<<<<

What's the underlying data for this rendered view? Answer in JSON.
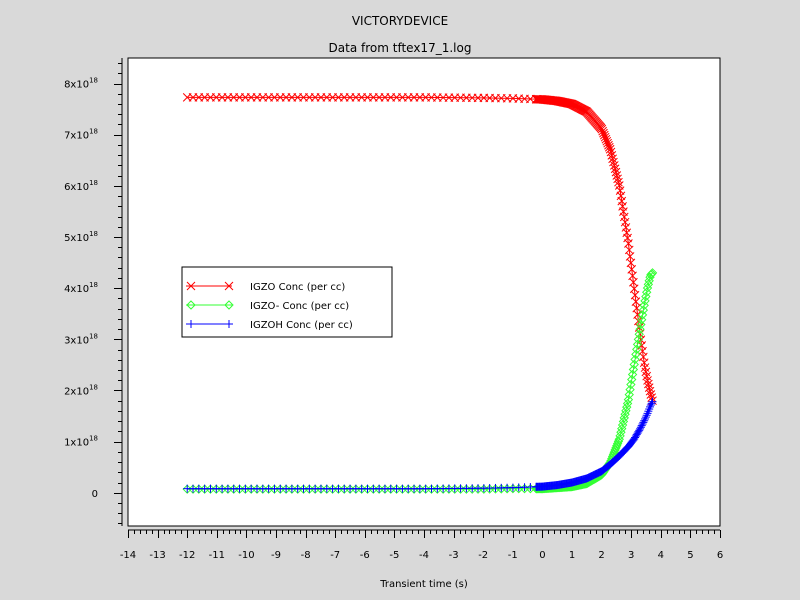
{
  "chart_data": {
    "type": "line",
    "title": "VICTORYDEVICE",
    "subtitle": "Data from tftex17_1.log",
    "xlabel": "Transient time (s)",
    "ylabel": "",
    "xlim": [
      -14,
      6
    ],
    "ylim": [
      -6.5e+17,
      8.5e+18
    ],
    "grid": false,
    "legend_position": "center-left",
    "x_ticks": [
      "-14",
      "-13",
      "-12",
      "-11",
      "-10",
      "-9",
      "-8",
      "-7",
      "-6",
      "-5",
      "-4",
      "-3",
      "-2",
      "-1",
      "0",
      "1",
      "2",
      "3",
      "4",
      "5",
      "6"
    ],
    "y_ticks": [
      {
        "base": "0",
        "exp": ""
      },
      {
        "base": "1x10",
        "exp": "18"
      },
      {
        "base": "2x10",
        "exp": "18"
      },
      {
        "base": "3x10",
        "exp": "18"
      },
      {
        "base": "4x10",
        "exp": "18"
      },
      {
        "base": "5x10",
        "exp": "18"
      },
      {
        "base": "6x10",
        "exp": "18"
      },
      {
        "base": "7x10",
        "exp": "18"
      },
      {
        "base": "8x10",
        "exp": "18"
      }
    ],
    "series": [
      {
        "name": "IGZO Conc (per cc)",
        "color": "#ff0000",
        "marker": "x",
        "x": [
          -12,
          -10,
          -8,
          -6,
          -4,
          -2,
          -1,
          0,
          0.5,
          1,
          1.5,
          2,
          2.3,
          2.6,
          2.9,
          3.1,
          3.3,
          3.45,
          3.55,
          3.65,
          3.72
        ],
        "y": [
          7.73e+18,
          7.73e+18,
          7.73e+18,
          7.73e+18,
          7.73e+18,
          7.72e+18,
          7.71e+18,
          7.69e+18,
          7.66e+18,
          7.6e+18,
          7.45e+18,
          7.12e+18,
          6.7e+18,
          6e+18,
          4.9e+18,
          4e+18,
          3.1e+18,
          2.5e+18,
          2.2e+18,
          1.95e+18,
          1.8e+18
        ]
      },
      {
        "name": "IGZO- Conc (per cc)",
        "color": "#33ff33",
        "marker": "diamond",
        "x": [
          -12,
          -10,
          -8,
          -6,
          -4,
          -2,
          -1,
          0,
          0.5,
          1,
          1.5,
          2,
          2.3,
          2.6,
          2.9,
          3.1,
          3.3,
          3.45,
          3.55,
          3.65,
          3.72
        ],
        "y": [
          7e+16,
          7e+16,
          7e+16,
          7e+16,
          7e+16,
          7e+16,
          8e+16,
          8e+16,
          1e+17,
          1.2e+17,
          1.8e+17,
          3.5e+17,
          6e+17,
          1.05e+18,
          1.8e+18,
          2.5e+18,
          3.2e+18,
          3.7e+18,
          4e+18,
          4.25e+18,
          4.3e+18
        ]
      },
      {
        "name": "IGZOH Conc (per cc)",
        "color": "#0000ff",
        "marker": "plus",
        "x": [
          -12,
          -10,
          -8,
          -6,
          -4,
          -2,
          -1,
          0,
          0.5,
          1,
          1.5,
          2,
          2.3,
          2.6,
          2.9,
          3.1,
          3.3,
          3.45,
          3.55,
          3.65,
          3.72
        ],
        "y": [
          8e+16,
          8e+16,
          8e+16,
          8e+16,
          8e+16,
          9e+16,
          1e+17,
          1.2e+17,
          1.5e+17,
          2e+17,
          2.8e+17,
          4.2e+17,
          5.6e+17,
          7.2e+17,
          9e+17,
          1.05e+18,
          1.25e+18,
          1.42e+18,
          1.55e+18,
          1.7e+18,
          1.78e+18
        ]
      }
    ]
  }
}
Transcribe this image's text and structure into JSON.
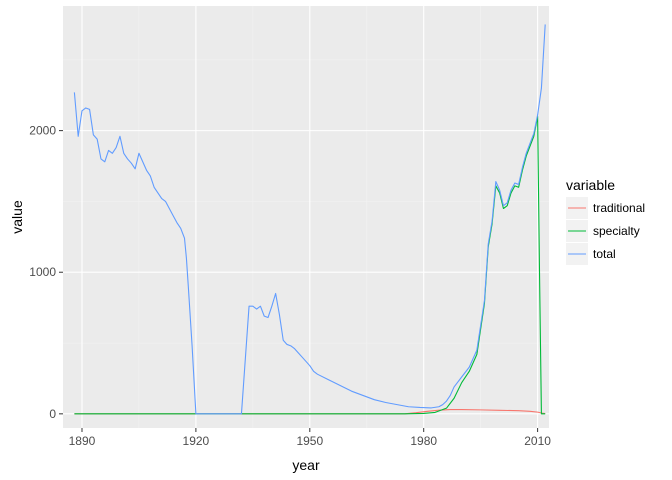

>>>>

Short problem. Among these entries, how many lines include the string "base"? Reply with the number by itself.

Final result. 9